- **Study material**
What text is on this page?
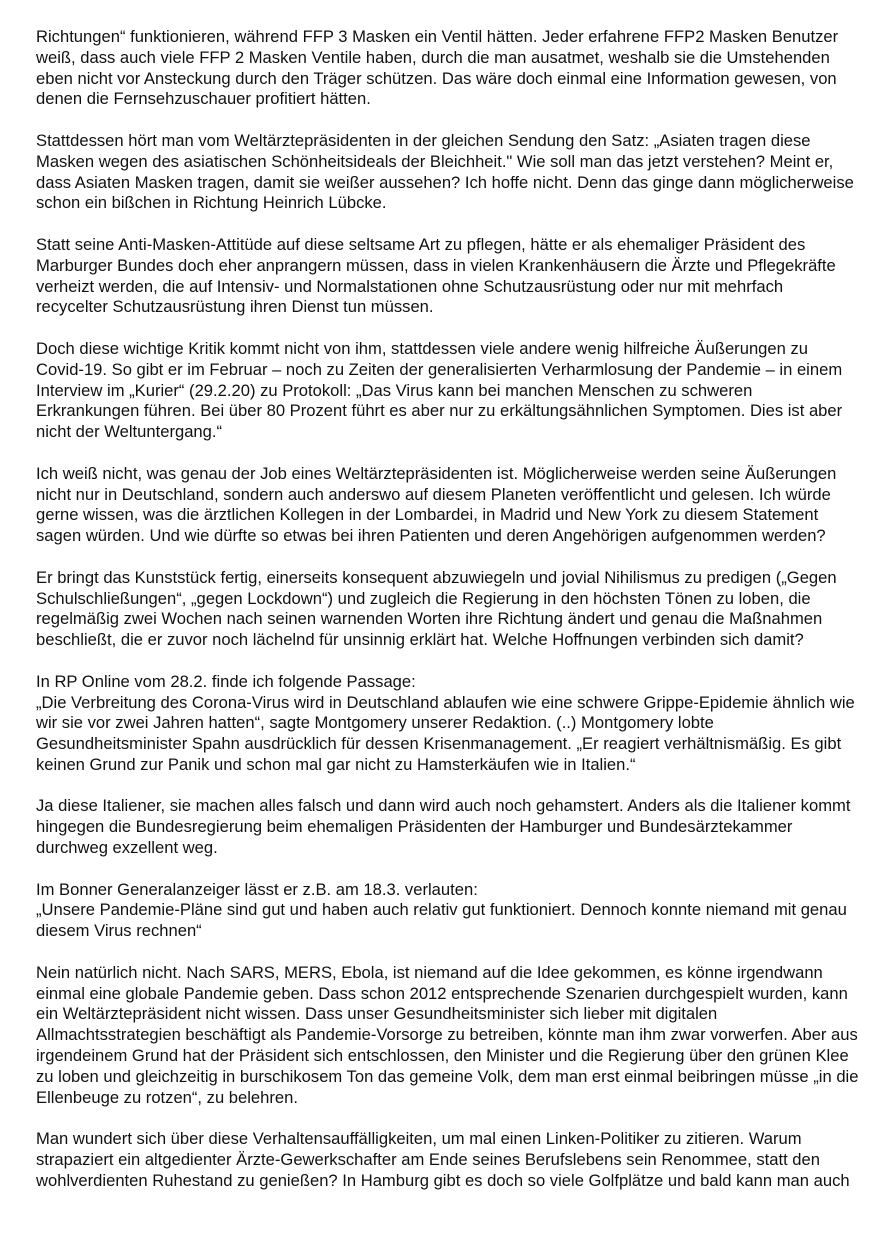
Richtungen“ funktionieren, während FFP 3 Masken ein Ventil hätten. Jeder erfahrene FFP2 Masken Benutzer
weiß, dass auch viele FFP 2 Masken Ventile haben, durch die man ausatmet, weshalb sie die Umstehenden
eben nicht vor Ansteckung durch den Träger schützen. Das wäre doch einmal eine Information gewesen, von
denen die Fernsehzuschauer profitiert hätten.
Stattdessen hört man vom Weltärztepräsidenten in der gleichen Sendung den Satz: „Asiaten tragen diese
Masken wegen des asiatischen Schönheitsideals der Bleichheit." Wie soll man das jetzt verstehen? Meint er,
dass Asiaten Masken tragen, damit sie weißer aussehen? Ich hoffe nicht. Denn das ginge dann möglicherweise
schon ein bißchen in Richtung Heinrich Lübcke.
Statt seine Anti-Masken-Attitüde auf diese seltsame Art zu pflegen, hätte er als ehemaliger Präsident des
Marburger Bundes doch eher anprangern müssen, dass in vielen Krankenhäusern die Ärzte und Pflegekräfte
verheizt werden, die auf Intensiv- und Normalstationen ohne Schutzausrüstung oder nur mit mehrfach
recycelter Schutzausrüstung ihren Dienst tun müssen.
Doch diese wichtige Kritik kommt nicht von ihm, stattdessen viele andere wenig hilfreiche Äußerungen zu
Covid-19. So gibt er im Februar – noch zu Zeiten der generalisierten Verharmlosung der Pandemie – in einem
Interview im „Kurier“ (29.2.20) zu Protokoll: „Das Virus kann bei manchen Menschen zu schweren
Erkrankungen führen. Bei über 80 Prozent führt es aber nur zu erkältungsähnlichen Symptomen. Dies ist aber
nicht der Weltuntergang.“
Ich weiß nicht, was genau der Job eines Weltärztepräsidenten ist. Möglicherweise werden seine Äußerungen
nicht nur in Deutschland, sondern auch anderswo auf diesem Planeten veröffentlicht und gelesen. Ich würde
gerne wissen, was die ärztlichen Kollegen in der Lombardei, in Madrid und New York zu diesem Statement
sagen würden. Und wie dürfte so etwas bei ihren Patienten und deren Angehörigen aufgenommen werden?
Er bringt das Kunststück fertig, einerseits konsequent abzuwiegeln und jovial Nihilismus zu predigen („Gegen
Schulschließungen“, „gegen Lockdown“) und zugleich die Regierung in den höchsten Tönen zu loben, die
regelmäßig zwei Wochen nach seinen warnenden Worten ihre Richtung ändert und genau die Maßnahmen
beschließt, die er zuvor noch lächelnd für unsinnig erklärt hat. Welche Hoffnungen verbinden sich damit?
In RP Online vom 28.2. finde ich folgende Passage:
„Die Verbreitung des Corona-Virus wird in Deutschland ablaufen wie eine schwere Grippe-Epidemie ähnlich wie
wir sie vor zwei Jahren hatten“, sagte Montgomery unserer Redaktion. (..) Montgomery lobte
Gesundheitsminister Spahn ausdrücklich für dessen Krisenmanagement. „Er reagiert verhältnismäßig. Es gibt
keinen Grund zur Panik und schon mal gar nicht zu Hamsterkäufen wie in Italien.“
Ja diese Italiener, sie machen alles falsch und dann wird auch noch gehamstert. Anders als die Italiener kommt
hingegen die Bundesregierung beim ehemaligen Präsidenten der Hamburger und Bundesärztekammer
durchweg exzellent weg.
Im Bonner Generalanzeiger lässt er z.B. am 18.3. verlauten:
„Unsere Pandemie-Pläne sind gut und haben auch relativ gut funktioniert. Dennoch konnte niemand mit genau
diesem Virus rechnen“
Nein natürlich nicht. Nach SARS, MERS, Ebola, ist niemand auf die Idee gekommen, es könne irgendwann
einmal eine globale Pandemie geben. Dass schon 2012 entsprechende Szenarien durchgespielt wurden, kann
ein Weltärztepräsident nicht wissen. Dass unser Gesundheitsminister sich lieber mit digitalen
Allmachtsstrategien beschäftigt als Pandemie-Vorsorge zu betreiben, könnte man ihm zwar vorwerfen. Aber aus
irgendeinem Grund hat der Präsident sich entschlossen, den Minister und die Regierung über den grünen Klee
zu loben und gleichzeitig in burschikosem Ton das gemeine Volk, dem man erst einmal beibringen müsse „in die
Ellenbeuge zu rotzen“, zu belehren.
Man wundert sich über diese Verhaltensauffälligkeiten, um mal einen Linken-Politiker zu zitieren. Warum
strapaziert ein altgedienter Ärzte-Gewerkschafter am Ende seines Berufslebens sein Renommee, statt den
wohlverdienten Ruhestand zu genießen? In Hamburg gibt es doch so viele Golfplätze und bald kann man auch
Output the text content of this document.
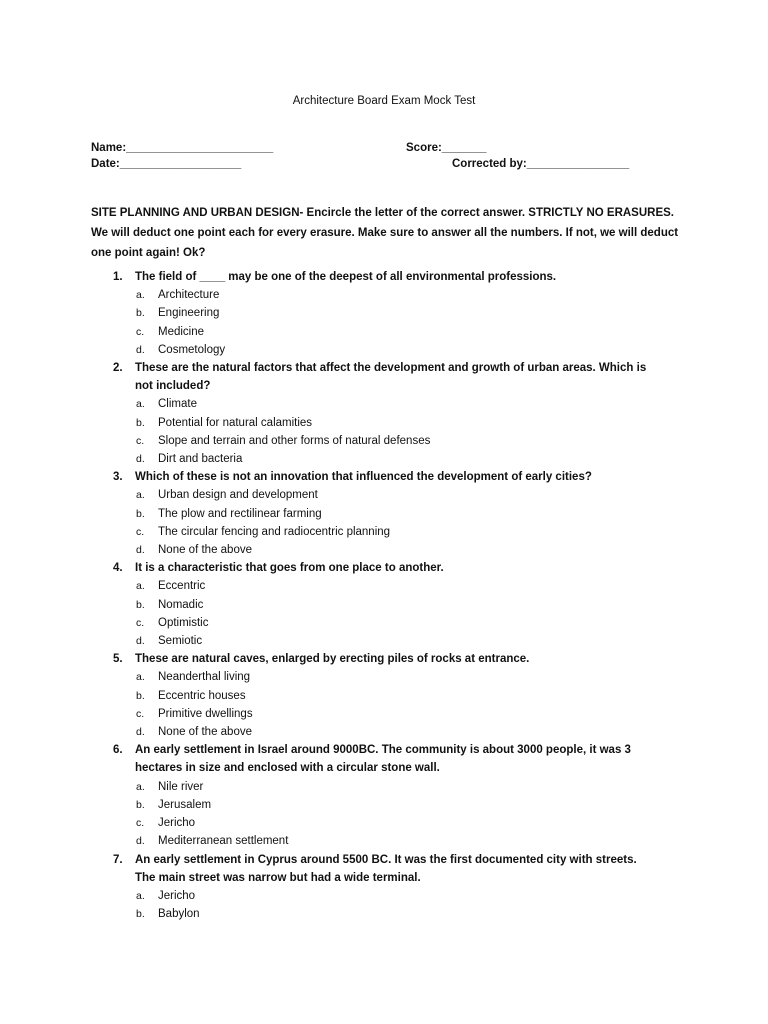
Architecture Board Exam Mock Test
Name:_______________________	Score:_______
Date:___________________	Corrected by:________________
SITE PLANNING AND URBAN DESIGN- Encircle the letter of the correct answer. STRICTLY NO ERASURES. We will deduct one point each for every erasure. Make sure to answer all the numbers. If not, we will deduct one point again! Ok?
1.	The field of ____ may be one of the deepest of all environmental professions.
a.	Architecture
b.	Engineering
c.	Medicine
d.	Cosmetology
2.	These are the natural factors that affect the development and growth of urban areas. Which is not included?
a.	Climate
b.	Potential for natural calamities
c.	Slope and terrain and other forms of natural defenses
d.	Dirt and bacteria
3.	Which of these is not an innovation that influenced the development of early cities?
a.	Urban design and development
b.	The plow and rectilinear farming
c.	The circular fencing and radiocentric planning
d.	None of the above
4.	It is a characteristic that goes from one place to another.
a.	Eccentric
b.	Nomadic
c.	Optimistic
d.	Semiotic
5.	These are natural caves, enlarged by erecting piles of rocks at entrance.
a.	Neanderthal living
b.	Eccentric houses
c.	Primitive dwellings
d.	None of the above
6.	An early settlement in Israel around 9000BC. The community is about 3000 people, it was 3 hectares in size and enclosed with a circular stone wall.
a.	Nile river
b.	Jerusalem
c.	Jericho
d.	Mediterranean settlement
7.	An early settlement in Cyprus around 5500 BC. It was the first documented city with streets. The main street was narrow but had a wide terminal.
a.	Jericho
b.	Babylon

- **Task item**
In the copy, include no pictures; everything else in the material should be written out exactly.

- **Response to this task**
What text is on this page?
Richtungen“ funktionieren, während FFP 3 Masken ein Ventil hätten. Jeder erfahrene FFP2 Masken Benutzer
weiß, dass auch viele FFP 2 Masken Ventile haben, durch die man ausatmet, weshalb sie die Umstehenden
eben nicht vor Ansteckung durch den Träger schützen. Das wäre doch einmal eine Information gewesen, von
denen die Fernsehzuschauer profitiert hätten.
Stattdessen hört man vom Weltärztepräsidenten in der gleichen Sendung den Satz: „Asiaten tragen diese
Masken wegen des asiatischen Schönheitsideals der Bleichheit." Wie soll man das jetzt verstehen? Meint er,
dass Asiaten Masken tragen, damit sie weißer aussehen? Ich hoffe nicht. Denn das ginge dann möglicherweise
schon ein bißchen in Richtung Heinrich Lübcke.
Statt seine Anti-Masken-Attitüde auf diese seltsame Art zu pflegen, hätte er als ehemaliger Präsident des
Marburger Bundes doch eher anprangern müssen, dass in vielen Krankenhäusern die Ärzte und Pflegekräfte
verheizt werden, die auf Intensiv- und Normalstationen ohne Schutzausrüstung oder nur mit mehrfach
recycelter Schutzausrüstung ihren Dienst tun müssen.
Doch diese wichtige Kritik kommt nicht von ihm, stattdessen viele andere wenig hilfreiche Äußerungen zu
Covid-19. So gibt er im Februar – noch zu Zeiten der generalisierten Verharmlosung der Pandemie – in einem
Interview im „Kurier“ (29.2.20) zu Protokoll: „Das Virus kann bei manchen Menschen zu schweren
Erkrankungen führen. Bei über 80 Prozent führt es aber nur zu erkältungsähnlichen Symptomen. Dies ist aber
nicht der Weltuntergang.“
Ich weiß nicht, was genau der Job eines Weltärztepräsidenten ist. Möglicherweise werden seine Äußerungen
nicht nur in Deutschland, sondern auch anderswo auf diesem Planeten veröffentlicht und gelesen. Ich würde
gerne wissen, was die ärztlichen Kollegen in der Lombardei, in Madrid und New York zu diesem Statement
sagen würden. Und wie dürfte so etwas bei ihren Patienten und deren Angehörigen aufgenommen werden?
Er bringt das Kunststück fertig, einerseits konsequent abzuwiegeln und jovial Nihilismus zu predigen („Gegen
Schulschließungen“, „gegen Lockdown“) und zugleich die Regierung in den höchsten Tönen zu loben, die
regelmäßig zwei Wochen nach seinen warnenden Worten ihre Richtung ändert und genau die Maßnahmen
beschließt, die er zuvor noch lächelnd für unsinnig erklärt hat. Welche Hoffnungen verbinden sich damit?
In RP Online vom 28.2. finde ich folgende Passage:
„Die Verbreitung des Corona-Virus wird in Deutschland ablaufen wie eine schwere Grippe-Epidemie ähnlich wie
wir sie vor zwei Jahren hatten“, sagte Montgomery unserer Redaktion. (..) Montgomery lobte
Gesundheitsminister Spahn ausdrücklich für dessen Krisenmanagement. „Er reagiert verhältnismäßig. Es gibt
keinen Grund zur Panik und schon mal gar nicht zu Hamsterkäufen wie in Italien.“
Ja diese Italiener, sie machen alles falsch und dann wird auch noch gehamstert. Anders als die Italiener kommt
hingegen die Bundesregierung beim ehemaligen Präsidenten der Hamburger und Bundesärztekammer
durchweg exzellent weg.
Im Bonner Generalanzeiger lässt er z.B. am 18.3. verlauten:
„Unsere Pandemie-Pläne sind gut und haben auch relativ gut funktioniert. Dennoch konnte niemand mit genau
diesem Virus rechnen“
Nein natürlich nicht. Nach SARS, MERS, Ebola, ist niemand auf die Idee gekommen, es könne irgendwann
einmal eine globale Pandemie geben. Dass schon 2012 entsprechende Szenarien durchgespielt wurden, kann
ein Weltärztepräsident nicht wissen. Dass unser Gesundheitsminister sich lieber mit digitalen
Allmachtsstrategien beschäftigt als Pandemie-Vorsorge zu betreiben, könnte man ihm zwar vorwerfen. Aber aus
irgendeinem Grund hat der Präsident sich entschlossen, den Minister und die Regierung über den grünen Klee
zu loben und gleichzeitig in burschikosem Ton das gemeine Volk, dem man erst einmal beibringen müsse „in die
Ellenbeuge zu rotzen“, zu belehren.
Man wundert sich über diese Verhaltensauffälligkeiten, um mal einen Linken-Politiker zu zitieren. Warum
strapaziert ein altgedienter Ärzte-Gewerkschafter am Ende seines Berufslebens sein Renommee, statt den
wohlverdienten Ruhestand zu genießen? In Hamburg gibt es doch so viele Golfplätze und bald kann man auch
Output the text content of this document.
Architecture Board Exam Mock Test
Name:_______________________	Score:_______
Date:___________________	Corrected by:________________
SITE PLANNING AND URBAN DESIGN- Encircle the letter of the correct answer. STRICTLY NO ERASURES. We will deduct one point each for every erasure. Make sure to answer all the numbers. If not, we will deduct one point again! Ok?
1.	The field of ____ may be one of the deepest of all environmental professions.
a.	Architecture
b.	Engineering
c.	Medicine
d.	Cosmetology
2.	These are the natural factors that affect the development and growth of urban areas. Which is not included?
a.	Climate
b.	Potential for natural calamities
c.	Slope and terrain and other forms of natural defenses
d.	Dirt and bacteria
3.	Which of these is not an innovation that influenced the development of early cities?
a.	Urban design and development
b.	The plow and rectilinear farming
c.	The circular fencing and radiocentric planning
d.	None of the above
4.	It is a characteristic that goes from one place to another.
a.	Eccentric
b.	Nomadic
c.	Optimistic
d.	Semiotic
5.	These are natural caves, enlarged by erecting piles of rocks at entrance.
a.	Neanderthal living
b.	Eccentric houses
c.	Primitive dwellings
d.	None of the above
6.	An early settlement in Israel around 9000BC. The community is about 3000 people, it was 3 hectares in size and enclosed with a circular stone wall.
a.	Nile river
b.	Jerusalem
c.	Jericho
d.	Mediterranean settlement
7.	An early settlement in Cyprus around 5500 BC. It was the first documented city with streets. The main street was narrow but had a wide terminal.
a.	Jericho
b.	Babylon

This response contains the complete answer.